═════ EXERCISE MATERIALS ═════
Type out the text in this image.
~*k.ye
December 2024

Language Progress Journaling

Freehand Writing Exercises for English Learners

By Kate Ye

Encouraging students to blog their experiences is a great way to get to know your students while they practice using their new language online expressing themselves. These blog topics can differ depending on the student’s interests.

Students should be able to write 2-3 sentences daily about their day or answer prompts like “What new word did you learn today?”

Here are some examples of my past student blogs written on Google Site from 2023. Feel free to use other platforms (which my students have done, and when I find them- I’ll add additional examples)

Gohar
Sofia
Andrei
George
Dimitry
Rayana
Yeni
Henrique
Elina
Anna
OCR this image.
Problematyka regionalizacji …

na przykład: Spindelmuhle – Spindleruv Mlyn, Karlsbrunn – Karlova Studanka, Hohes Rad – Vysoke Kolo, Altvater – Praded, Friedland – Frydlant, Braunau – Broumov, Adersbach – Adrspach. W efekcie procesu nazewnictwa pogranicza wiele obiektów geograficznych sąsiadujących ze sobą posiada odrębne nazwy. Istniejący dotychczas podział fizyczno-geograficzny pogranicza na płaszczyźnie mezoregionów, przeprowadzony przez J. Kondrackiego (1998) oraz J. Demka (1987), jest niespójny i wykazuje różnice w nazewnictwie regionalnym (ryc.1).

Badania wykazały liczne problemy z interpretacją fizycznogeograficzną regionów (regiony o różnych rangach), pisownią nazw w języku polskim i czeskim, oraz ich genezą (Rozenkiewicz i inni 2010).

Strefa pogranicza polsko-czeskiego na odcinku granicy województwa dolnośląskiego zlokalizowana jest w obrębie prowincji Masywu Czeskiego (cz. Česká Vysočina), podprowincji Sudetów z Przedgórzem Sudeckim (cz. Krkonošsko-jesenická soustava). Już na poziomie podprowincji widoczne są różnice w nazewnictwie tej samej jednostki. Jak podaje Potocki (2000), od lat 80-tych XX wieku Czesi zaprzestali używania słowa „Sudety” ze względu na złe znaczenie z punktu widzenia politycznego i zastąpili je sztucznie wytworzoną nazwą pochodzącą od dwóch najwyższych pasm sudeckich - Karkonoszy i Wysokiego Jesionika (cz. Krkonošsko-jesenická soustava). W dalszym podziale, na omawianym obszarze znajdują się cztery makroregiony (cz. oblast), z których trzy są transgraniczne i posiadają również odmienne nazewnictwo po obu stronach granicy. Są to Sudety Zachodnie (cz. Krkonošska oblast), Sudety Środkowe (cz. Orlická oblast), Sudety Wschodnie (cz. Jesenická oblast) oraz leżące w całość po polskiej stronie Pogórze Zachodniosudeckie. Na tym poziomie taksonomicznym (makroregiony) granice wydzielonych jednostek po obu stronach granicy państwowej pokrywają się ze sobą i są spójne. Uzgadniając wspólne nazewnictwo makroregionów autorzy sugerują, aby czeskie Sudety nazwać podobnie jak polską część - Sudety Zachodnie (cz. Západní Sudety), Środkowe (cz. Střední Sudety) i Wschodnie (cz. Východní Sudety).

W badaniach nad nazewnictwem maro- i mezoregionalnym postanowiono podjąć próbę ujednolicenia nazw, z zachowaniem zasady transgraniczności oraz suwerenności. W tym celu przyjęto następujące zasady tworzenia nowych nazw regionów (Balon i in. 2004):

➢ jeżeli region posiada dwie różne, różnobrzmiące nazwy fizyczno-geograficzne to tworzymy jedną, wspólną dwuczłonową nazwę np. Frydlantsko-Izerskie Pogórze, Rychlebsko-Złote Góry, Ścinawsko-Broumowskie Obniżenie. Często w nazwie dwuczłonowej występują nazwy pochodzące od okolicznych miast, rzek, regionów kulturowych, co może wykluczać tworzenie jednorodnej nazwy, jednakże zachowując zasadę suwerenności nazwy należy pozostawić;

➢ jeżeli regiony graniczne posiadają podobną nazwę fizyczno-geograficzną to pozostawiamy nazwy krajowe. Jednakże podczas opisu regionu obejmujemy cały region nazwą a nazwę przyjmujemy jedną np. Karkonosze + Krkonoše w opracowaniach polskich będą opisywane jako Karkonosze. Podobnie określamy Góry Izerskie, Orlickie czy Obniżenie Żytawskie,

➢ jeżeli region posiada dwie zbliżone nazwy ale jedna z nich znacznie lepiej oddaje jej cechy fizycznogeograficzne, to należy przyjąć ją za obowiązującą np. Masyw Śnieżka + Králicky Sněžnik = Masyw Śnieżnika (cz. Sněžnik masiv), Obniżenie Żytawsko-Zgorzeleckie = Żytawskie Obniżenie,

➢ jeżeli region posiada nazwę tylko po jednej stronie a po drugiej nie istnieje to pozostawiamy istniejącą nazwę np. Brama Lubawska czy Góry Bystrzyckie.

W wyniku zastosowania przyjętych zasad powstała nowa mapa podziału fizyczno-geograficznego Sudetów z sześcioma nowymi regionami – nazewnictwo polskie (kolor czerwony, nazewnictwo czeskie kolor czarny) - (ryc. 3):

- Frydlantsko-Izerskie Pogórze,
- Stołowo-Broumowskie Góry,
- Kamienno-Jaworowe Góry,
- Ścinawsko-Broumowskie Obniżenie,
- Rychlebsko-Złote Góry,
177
═════
# WHAT IS BEING ASKED
Above are the records; retype every one exactly.

# ANSWER FOR THE TASK
Type out the text in this image.
~*k.ye
December 2024

Language Progress Journaling

Freehand Writing Exercises for English Learners

By Kate Ye

Encouraging students to blog their experiences is a great way to get to know your students while they practice using their new language online expressing themselves. These blog topics can differ depending on the student’s interests.

Students should be able to write 2-3 sentences daily about their day or answer prompts like “What new word did you learn today?”

Here are some examples of my past student blogs written on Google Site from 2023. Feel free to use other platforms (which my students have done, and when I find them- I’ll add additional examples)

Gohar
Sofia
Andrei
George
Dimitry
Rayana
Yeni
Henrique
Elina
Anna
OCR this image.
Problematyka regionalizacji …

na przykład: Spindelmuhle – Spindleruv Mlyn, Karlsbrunn – Karlova Studanka, Hohes Rad – Vysoke Kolo, Altvater – Praded, Friedland – Frydlant, Braunau – Broumov, Adersbach – Adrspach. W efekcie procesu nazewnictwa pogranicza wiele obiektów geograficznych sąsiadujących ze sobą posiada odrębne nazwy. Istniejący dotychczas podział fizyczno-geograficzny pogranicza na płaszczyźnie mezoregionów, przeprowadzony przez J. Kondrackiego (1998) oraz J. Demka (1987), jest niespójny i wykazuje różnice w nazewnictwie regionalnym (ryc.1).

Badania wykazały liczne problemy z interpretacją fizycznogeograficzną regionów (regiony o różnych rangach), pisownią nazw w języku polskim i czeskim, oraz ich genezą (Rozenkiewicz i inni 2010).

Strefa pogranicza polsko-czeskiego na odcinku granicy województwa dolnośląskiego zlokalizowana jest w obrębie prowincji Masywu Czeskiego (cz. Česká Vysočina), podprowincji Sudetów z Przedgórzem Sudeckim (cz. Krkonošsko-jesenická soustava). Już na poziomie podprowincji widoczne są różnice w nazewnictwie tej samej jednostki. Jak podaje Potocki (2000), od lat 80-tych XX wieku Czesi zaprzestali używania słowa „Sudety” ze względu na złe znaczenie z punktu widzenia politycznego i zastąpili je sztucznie wytworzoną nazwą pochodzącą od dwóch najwyższych pasm sudeckich - Karkonoszy i Wysokiego Jesionika (cz. Krkonošsko-jesenická soustava). W dalszym podziale, na omawianym obszarze znajdują się cztery makroregiony (cz. oblast), z których trzy są transgraniczne i posiadają również odmienne nazewnictwo po obu stronach granicy. Są to Sudety Zachodnie (cz. Krkonošska oblast), Sudety Środkowe (cz. Orlická oblast), Sudety Wschodnie (cz. Jesenická oblast) oraz leżące w całość po polskiej stronie Pogórze Zachodniosudeckie. Na tym poziomie taksonomicznym (makroregiony) granice wydzielonych jednostek po obu stronach granicy państwowej pokrywają się ze sobą i są spójne. Uzgadniając wspólne nazewnictwo makroregionów autorzy sugerują, aby czeskie Sudety nazwać podobnie jak polską część - Sudety Zachodnie (cz. Západní Sudety), Środkowe (cz. Střední Sudety) i Wschodnie (cz. Východní Sudety).

W badaniach nad nazewnictwem maro- i mezoregionalnym postanowiono podjąć próbę ujednolicenia nazw, z zachowaniem zasady transgraniczności oraz suwerenności. W tym celu przyjęto następujące zasady tworzenia nowych nazw regionów (Balon i in. 2004):

➢ jeżeli region posiada dwie różne, różnobrzmiące nazwy fizyczno-geograficzne to tworzymy jedną, wspólną dwuczłonową nazwę np. Frydlantsko-Izerskie Pogórze, Rychlebsko-Złote Góry, Ścinawsko-Broumowskie Obniżenie. Często w nazwie dwuczłonowej występują nazwy pochodzące od okolicznych miast, rzek, regionów kulturowych, co może wykluczać tworzenie jednorodnej nazwy, jednakże zachowując zasadę suwerenności nazwy należy pozostawić;

➢ jeżeli regiony graniczne posiadają podobną nazwę fizyczno-geograficzną to pozostawiamy nazwy krajowe. Jednakże podczas opisu regionu obejmujemy cały region nazwą a nazwę przyjmujemy jedną np. Karkonosze + Krkonoše w opracowaniach polskich będą opisywane jako Karkonosze. Podobnie określamy Góry Izerskie, Orlickie czy Obniżenie Żytawskie,

➢ jeżeli region posiada dwie zbliżone nazwy ale jedna z nich znacznie lepiej oddaje jej cechy fizycznogeograficzne, to należy przyjąć ją za obowiązującą np. Masyw Śnieżka + Králicky Sněžnik = Masyw Śnieżnika (cz. Sněžnik masiv), Obniżenie Żytawsko-Zgorzeleckie = Żytawskie Obniżenie,

➢ jeżeli region posiada nazwę tylko po jednej stronie a po drugiej nie istnieje to pozostawiamy istniejącą nazwę np. Brama Lubawska czy Góry Bystrzyckie.

W wyniku zastosowania przyjętych zasad powstała nowa mapa podziału fizyczno-geograficznego Sudetów z sześcioma nowymi regionami – nazewnictwo polskie (kolor czerwony, nazewnictwo czeskie kolor czarny) - (ryc. 3):

- Frydlantsko-Izerskie Pogórze,
- Stołowo-Broumowskie Góry,
- Kamienno-Jaworowe Góry,
- Ścinawsko-Broumowskie Obniżenie,
- Rychlebsko-Złote Góry,
177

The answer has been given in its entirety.